▶ [MATERIALS PROVIDED]:
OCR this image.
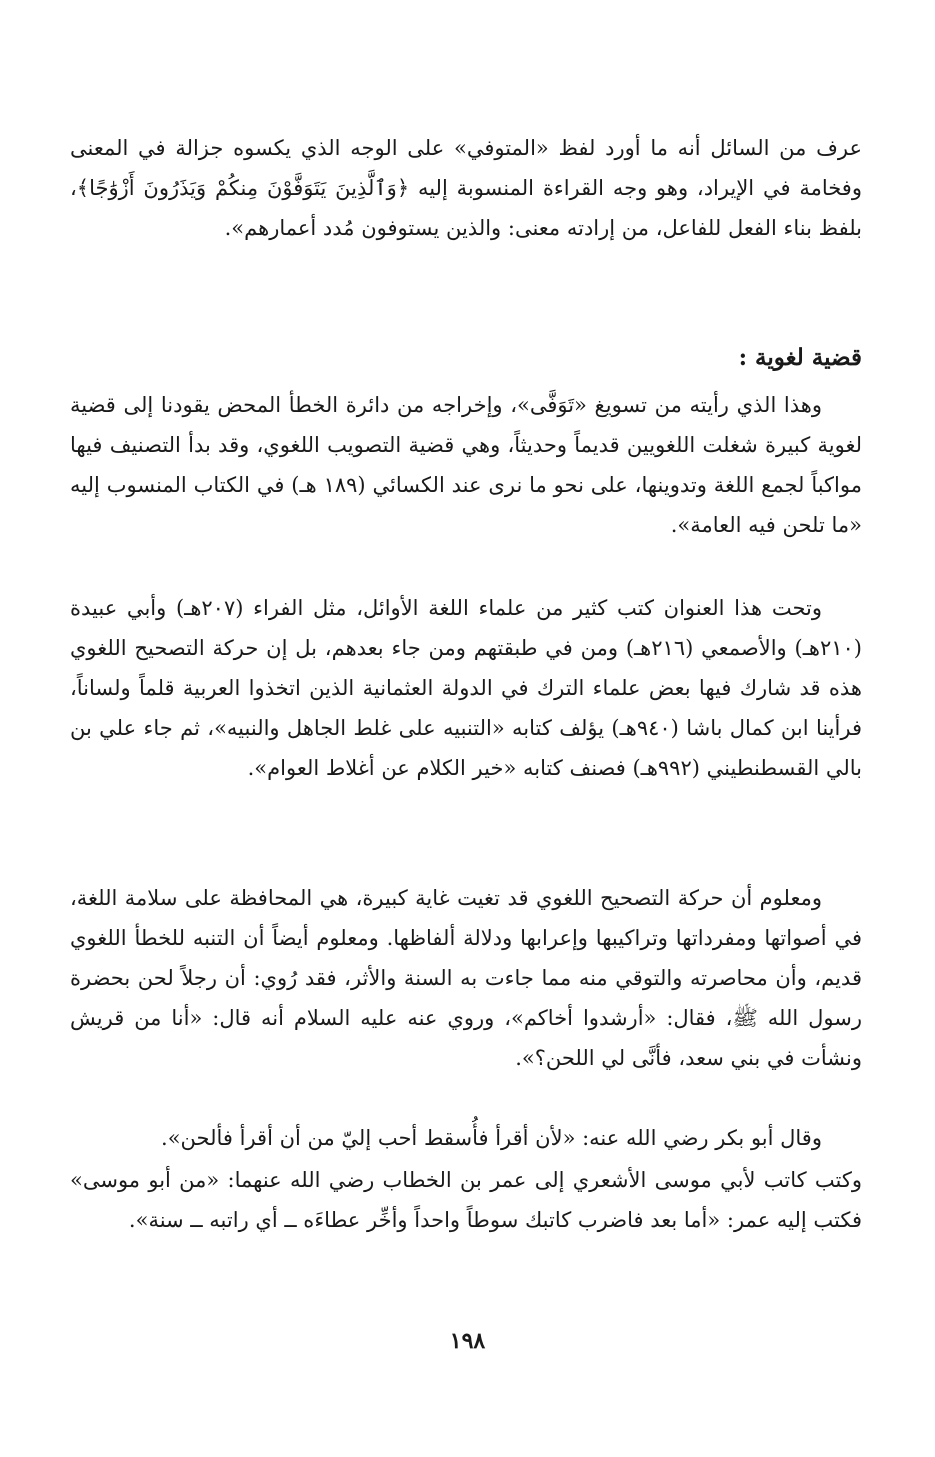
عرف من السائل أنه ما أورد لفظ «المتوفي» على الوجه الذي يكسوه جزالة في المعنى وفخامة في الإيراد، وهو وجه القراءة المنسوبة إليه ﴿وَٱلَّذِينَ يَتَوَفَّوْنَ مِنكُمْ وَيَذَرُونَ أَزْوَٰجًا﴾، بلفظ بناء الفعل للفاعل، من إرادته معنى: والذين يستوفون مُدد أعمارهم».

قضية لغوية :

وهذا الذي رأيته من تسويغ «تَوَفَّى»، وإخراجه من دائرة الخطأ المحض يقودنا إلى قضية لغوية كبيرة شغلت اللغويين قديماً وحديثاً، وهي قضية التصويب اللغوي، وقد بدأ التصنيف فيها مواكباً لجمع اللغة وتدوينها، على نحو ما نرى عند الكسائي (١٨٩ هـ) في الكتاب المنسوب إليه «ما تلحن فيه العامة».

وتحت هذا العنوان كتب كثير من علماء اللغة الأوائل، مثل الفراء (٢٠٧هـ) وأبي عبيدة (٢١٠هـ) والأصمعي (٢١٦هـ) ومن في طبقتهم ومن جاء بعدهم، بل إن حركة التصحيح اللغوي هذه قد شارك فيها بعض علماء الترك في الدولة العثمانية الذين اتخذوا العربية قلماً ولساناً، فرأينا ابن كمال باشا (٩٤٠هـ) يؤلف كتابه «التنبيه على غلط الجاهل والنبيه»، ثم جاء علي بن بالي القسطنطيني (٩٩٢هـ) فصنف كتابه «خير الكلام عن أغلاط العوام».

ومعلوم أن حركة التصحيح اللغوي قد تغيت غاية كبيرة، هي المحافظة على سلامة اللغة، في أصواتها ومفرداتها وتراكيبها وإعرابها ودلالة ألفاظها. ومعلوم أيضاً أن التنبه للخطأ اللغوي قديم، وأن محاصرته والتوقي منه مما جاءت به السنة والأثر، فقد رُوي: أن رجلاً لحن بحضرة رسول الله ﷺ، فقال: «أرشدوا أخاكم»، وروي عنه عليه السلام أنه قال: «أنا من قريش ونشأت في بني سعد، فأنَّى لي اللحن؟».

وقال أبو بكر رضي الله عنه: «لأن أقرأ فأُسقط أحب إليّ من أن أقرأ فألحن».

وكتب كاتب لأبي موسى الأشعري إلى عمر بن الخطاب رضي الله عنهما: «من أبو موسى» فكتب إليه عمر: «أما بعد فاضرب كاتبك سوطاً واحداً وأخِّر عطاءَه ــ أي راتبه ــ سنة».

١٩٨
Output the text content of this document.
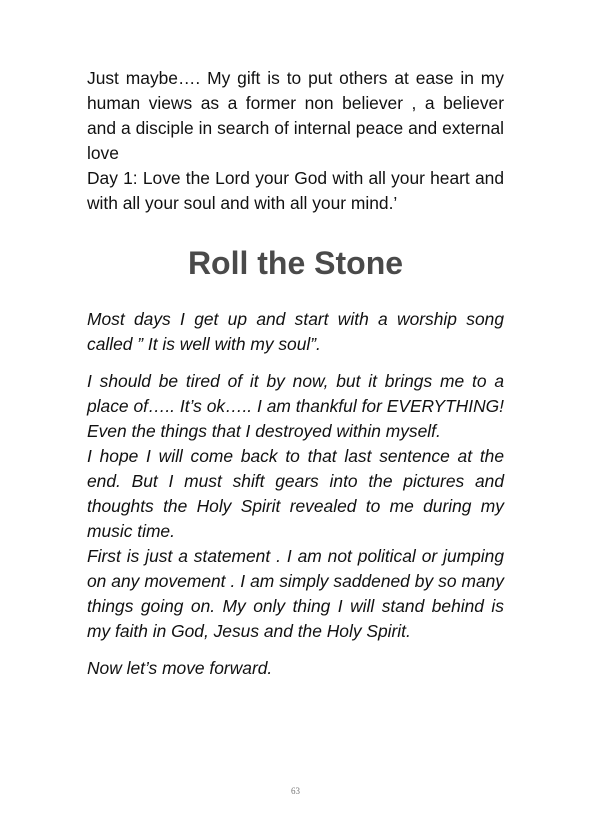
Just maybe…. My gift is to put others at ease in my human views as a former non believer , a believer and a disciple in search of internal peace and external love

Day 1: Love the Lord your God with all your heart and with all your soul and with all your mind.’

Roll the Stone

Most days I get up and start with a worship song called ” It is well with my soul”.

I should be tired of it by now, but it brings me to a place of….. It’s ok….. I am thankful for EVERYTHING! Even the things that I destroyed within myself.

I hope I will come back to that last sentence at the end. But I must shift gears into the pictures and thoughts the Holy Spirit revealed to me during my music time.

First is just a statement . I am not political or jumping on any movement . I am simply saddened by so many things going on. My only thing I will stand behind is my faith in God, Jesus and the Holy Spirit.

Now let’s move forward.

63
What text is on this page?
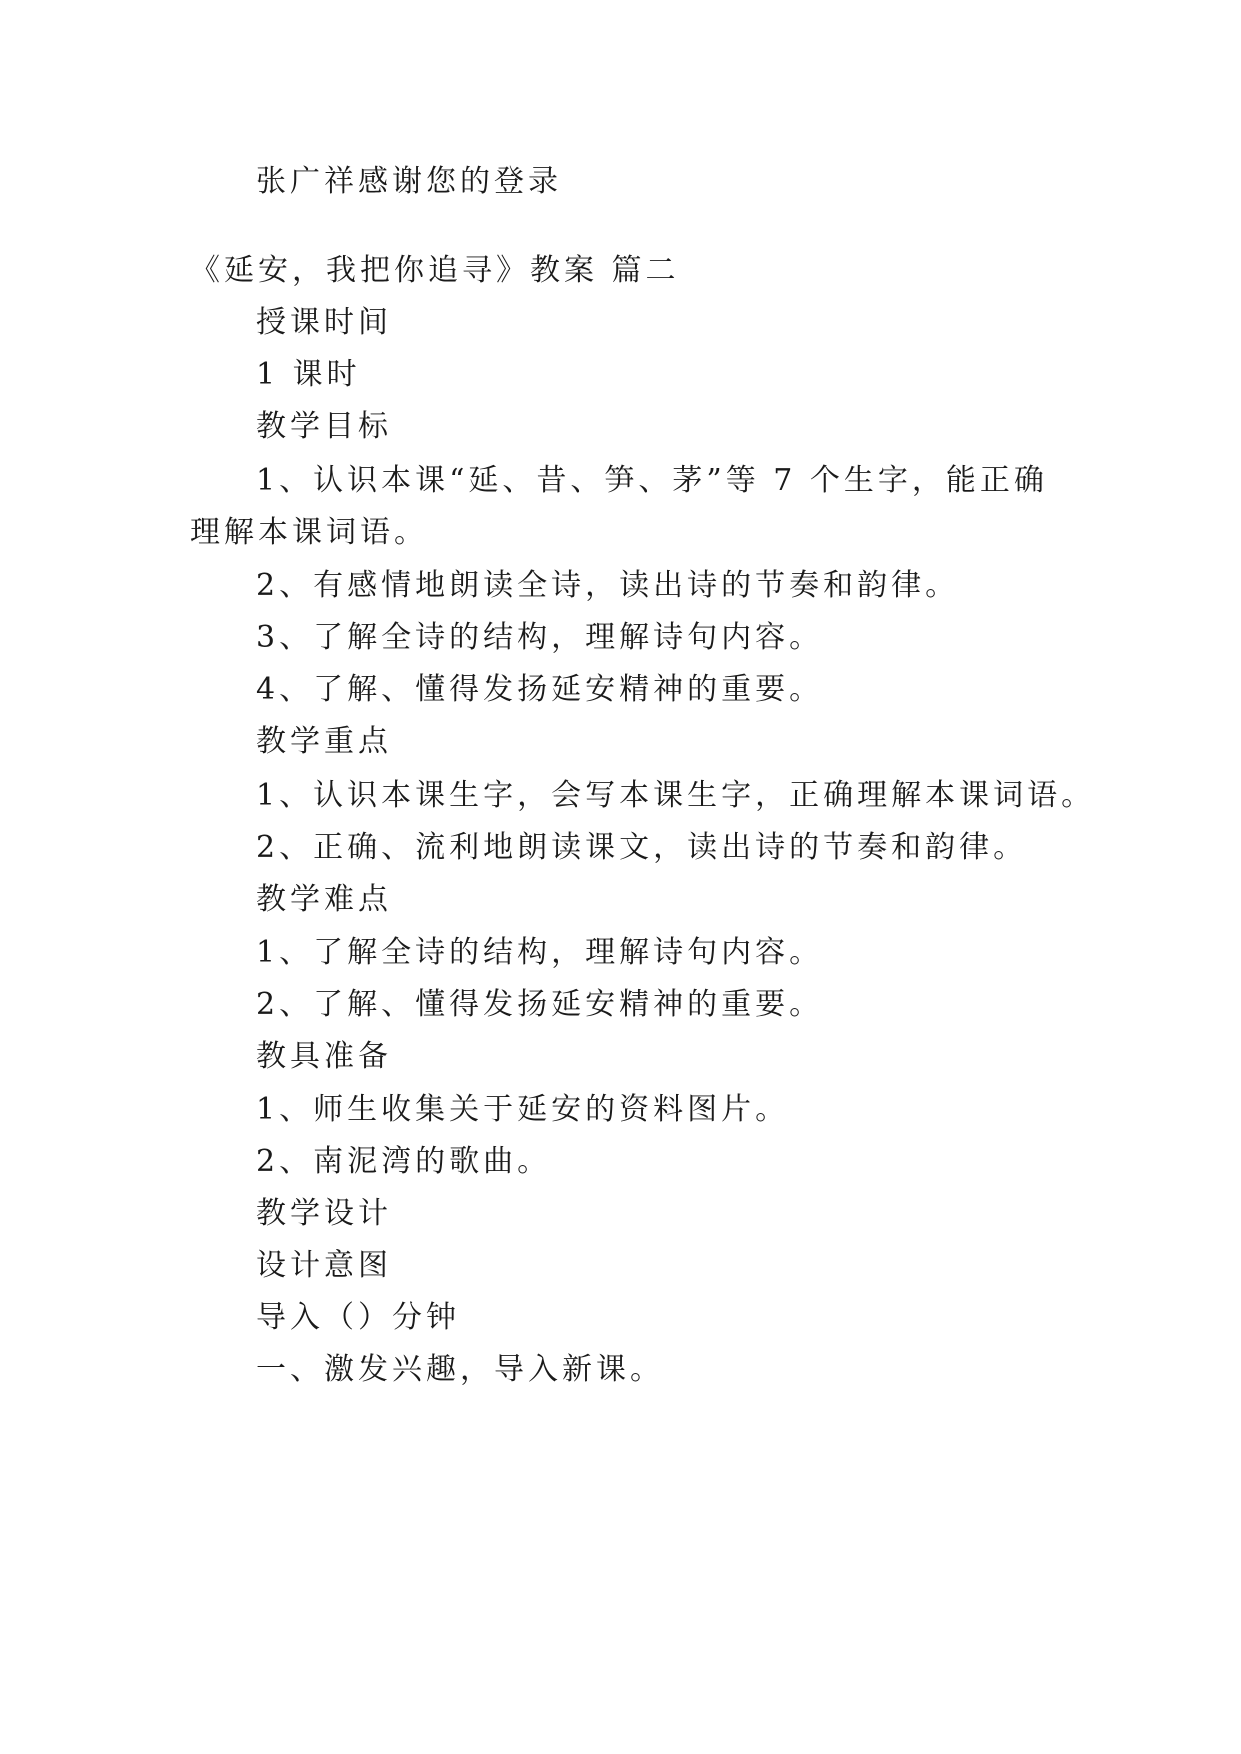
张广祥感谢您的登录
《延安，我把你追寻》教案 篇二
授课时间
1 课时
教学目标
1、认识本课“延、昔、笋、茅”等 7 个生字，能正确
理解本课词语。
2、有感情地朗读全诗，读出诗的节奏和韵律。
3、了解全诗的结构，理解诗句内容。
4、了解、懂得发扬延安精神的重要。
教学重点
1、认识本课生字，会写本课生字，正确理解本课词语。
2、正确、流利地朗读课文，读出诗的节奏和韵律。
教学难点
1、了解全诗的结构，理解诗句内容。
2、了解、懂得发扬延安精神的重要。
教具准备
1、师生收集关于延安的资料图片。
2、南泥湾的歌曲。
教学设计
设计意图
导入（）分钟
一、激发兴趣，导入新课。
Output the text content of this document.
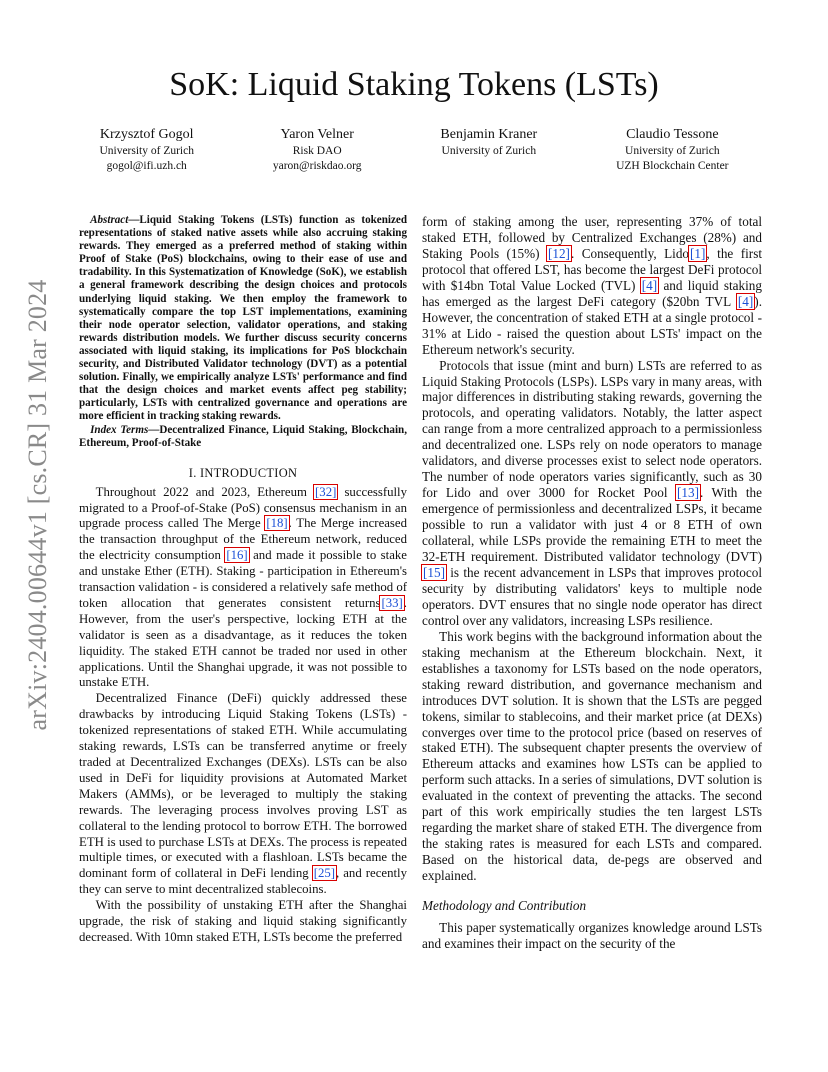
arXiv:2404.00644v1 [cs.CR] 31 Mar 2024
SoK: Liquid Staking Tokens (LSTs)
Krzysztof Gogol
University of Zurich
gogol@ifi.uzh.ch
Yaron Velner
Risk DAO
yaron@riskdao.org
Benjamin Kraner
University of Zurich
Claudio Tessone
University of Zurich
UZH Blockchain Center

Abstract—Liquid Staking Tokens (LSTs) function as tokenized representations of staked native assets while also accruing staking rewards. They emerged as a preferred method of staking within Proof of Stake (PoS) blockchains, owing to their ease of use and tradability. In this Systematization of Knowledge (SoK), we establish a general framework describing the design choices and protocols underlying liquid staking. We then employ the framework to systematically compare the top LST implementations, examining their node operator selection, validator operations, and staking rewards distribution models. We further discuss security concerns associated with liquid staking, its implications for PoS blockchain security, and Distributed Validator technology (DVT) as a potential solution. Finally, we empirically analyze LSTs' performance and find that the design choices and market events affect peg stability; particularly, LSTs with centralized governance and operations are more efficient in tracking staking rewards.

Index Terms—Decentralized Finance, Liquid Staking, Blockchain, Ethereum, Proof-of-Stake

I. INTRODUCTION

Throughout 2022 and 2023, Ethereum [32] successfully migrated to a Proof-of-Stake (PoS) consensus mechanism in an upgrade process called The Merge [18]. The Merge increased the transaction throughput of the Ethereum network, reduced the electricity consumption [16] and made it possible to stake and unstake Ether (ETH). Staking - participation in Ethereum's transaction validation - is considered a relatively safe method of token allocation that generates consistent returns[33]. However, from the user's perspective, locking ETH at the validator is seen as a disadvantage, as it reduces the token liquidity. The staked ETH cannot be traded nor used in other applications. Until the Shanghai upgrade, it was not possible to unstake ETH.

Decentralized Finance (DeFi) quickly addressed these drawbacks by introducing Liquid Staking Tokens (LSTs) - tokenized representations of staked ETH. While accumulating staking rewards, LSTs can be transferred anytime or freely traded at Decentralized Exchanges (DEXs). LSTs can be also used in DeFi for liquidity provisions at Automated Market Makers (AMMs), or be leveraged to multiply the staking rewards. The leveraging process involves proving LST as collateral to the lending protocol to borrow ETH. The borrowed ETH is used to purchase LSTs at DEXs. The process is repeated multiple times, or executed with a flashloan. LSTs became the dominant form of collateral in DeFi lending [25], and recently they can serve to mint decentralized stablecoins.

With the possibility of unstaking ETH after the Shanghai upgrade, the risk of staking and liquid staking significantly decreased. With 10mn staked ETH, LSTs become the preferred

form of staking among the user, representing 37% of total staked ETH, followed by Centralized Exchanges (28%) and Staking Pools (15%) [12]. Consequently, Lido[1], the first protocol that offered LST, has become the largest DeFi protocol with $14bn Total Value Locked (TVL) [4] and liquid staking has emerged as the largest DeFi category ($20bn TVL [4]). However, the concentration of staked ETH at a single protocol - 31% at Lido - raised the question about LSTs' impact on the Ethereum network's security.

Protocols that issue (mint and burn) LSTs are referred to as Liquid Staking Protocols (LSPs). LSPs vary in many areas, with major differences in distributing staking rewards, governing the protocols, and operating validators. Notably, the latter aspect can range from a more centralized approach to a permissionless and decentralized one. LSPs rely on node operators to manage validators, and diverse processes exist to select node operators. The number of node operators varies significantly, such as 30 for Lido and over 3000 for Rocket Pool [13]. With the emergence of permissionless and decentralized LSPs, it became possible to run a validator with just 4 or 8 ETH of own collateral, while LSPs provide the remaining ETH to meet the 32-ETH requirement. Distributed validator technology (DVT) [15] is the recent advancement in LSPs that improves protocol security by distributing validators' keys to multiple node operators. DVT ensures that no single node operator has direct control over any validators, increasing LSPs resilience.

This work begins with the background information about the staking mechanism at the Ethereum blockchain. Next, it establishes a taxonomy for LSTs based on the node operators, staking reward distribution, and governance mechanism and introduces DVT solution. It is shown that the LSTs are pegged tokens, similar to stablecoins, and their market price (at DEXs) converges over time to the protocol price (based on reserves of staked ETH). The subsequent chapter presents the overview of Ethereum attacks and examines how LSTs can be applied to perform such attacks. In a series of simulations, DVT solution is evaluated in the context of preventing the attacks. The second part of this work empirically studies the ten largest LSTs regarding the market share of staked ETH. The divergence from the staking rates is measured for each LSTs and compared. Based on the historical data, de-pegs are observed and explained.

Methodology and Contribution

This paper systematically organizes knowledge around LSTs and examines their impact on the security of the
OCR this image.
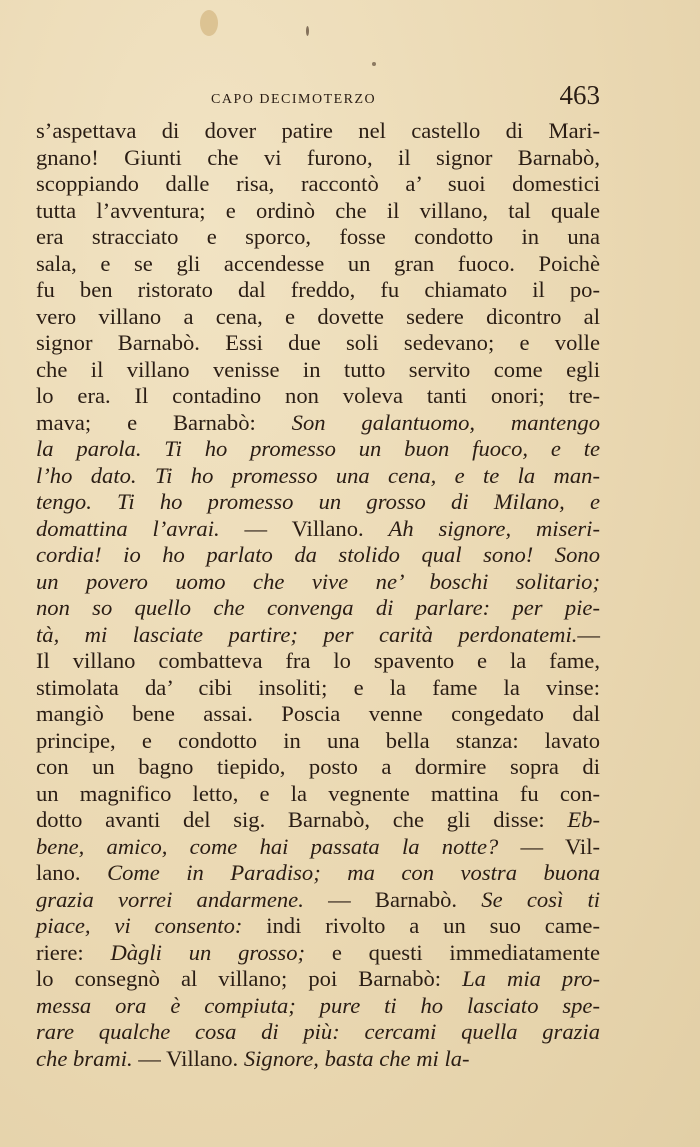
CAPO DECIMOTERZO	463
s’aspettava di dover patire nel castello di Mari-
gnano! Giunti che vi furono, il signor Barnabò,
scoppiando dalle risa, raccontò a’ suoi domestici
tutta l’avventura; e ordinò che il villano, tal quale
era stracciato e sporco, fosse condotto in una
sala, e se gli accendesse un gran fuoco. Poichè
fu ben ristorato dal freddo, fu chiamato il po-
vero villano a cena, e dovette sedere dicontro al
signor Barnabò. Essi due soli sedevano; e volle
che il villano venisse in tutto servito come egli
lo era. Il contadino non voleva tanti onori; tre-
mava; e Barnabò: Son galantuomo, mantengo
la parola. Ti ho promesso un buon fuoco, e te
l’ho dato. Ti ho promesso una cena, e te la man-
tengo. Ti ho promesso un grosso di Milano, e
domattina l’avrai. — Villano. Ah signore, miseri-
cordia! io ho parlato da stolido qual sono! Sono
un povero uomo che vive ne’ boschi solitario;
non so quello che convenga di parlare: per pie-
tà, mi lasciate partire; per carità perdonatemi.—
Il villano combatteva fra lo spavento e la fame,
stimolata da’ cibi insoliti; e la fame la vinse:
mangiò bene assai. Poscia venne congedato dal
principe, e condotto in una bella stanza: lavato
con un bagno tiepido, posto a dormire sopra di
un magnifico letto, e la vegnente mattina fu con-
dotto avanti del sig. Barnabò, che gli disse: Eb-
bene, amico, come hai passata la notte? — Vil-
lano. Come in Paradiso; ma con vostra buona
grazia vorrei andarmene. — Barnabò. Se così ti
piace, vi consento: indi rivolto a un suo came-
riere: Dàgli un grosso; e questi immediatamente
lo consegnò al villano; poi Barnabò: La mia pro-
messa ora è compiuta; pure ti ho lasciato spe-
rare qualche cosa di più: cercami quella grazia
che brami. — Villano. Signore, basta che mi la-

▶ [PROBLEM DETAILS]:
Pull out all lines from the entries above in which the word "Shanghai" appears.

▶ [COMPLETE RESPONSE]:
Throughout 2022 and 2023, Ethereum [32] successfully migrated to a Proof-of-Stake (PoS) consensus mechanism in an upgrade process called The Merge [18]. The Merge increased the transaction throughput of the Ethereum network, reduced the electricity consumption [16] and made it possible to stake and unstake Ether (ETH). Staking - participation in Ethereum's transaction validation - is considered a relatively safe method of token allocation that generates consistent returns[33]. However, from the user's perspective, locking ETH at the validator is seen as a disadvantage, as it reduces the token liquidity. The staked ETH cannot be traded nor used in other applications. Until the Shanghai upgrade, it was not possible to unstake ETH.
With the possibility of unstaking ETH after the Shanghai upgrade, the risk of staking and liquid staking significantly decreased. With 10mn staked ETH, LSTs become the preferred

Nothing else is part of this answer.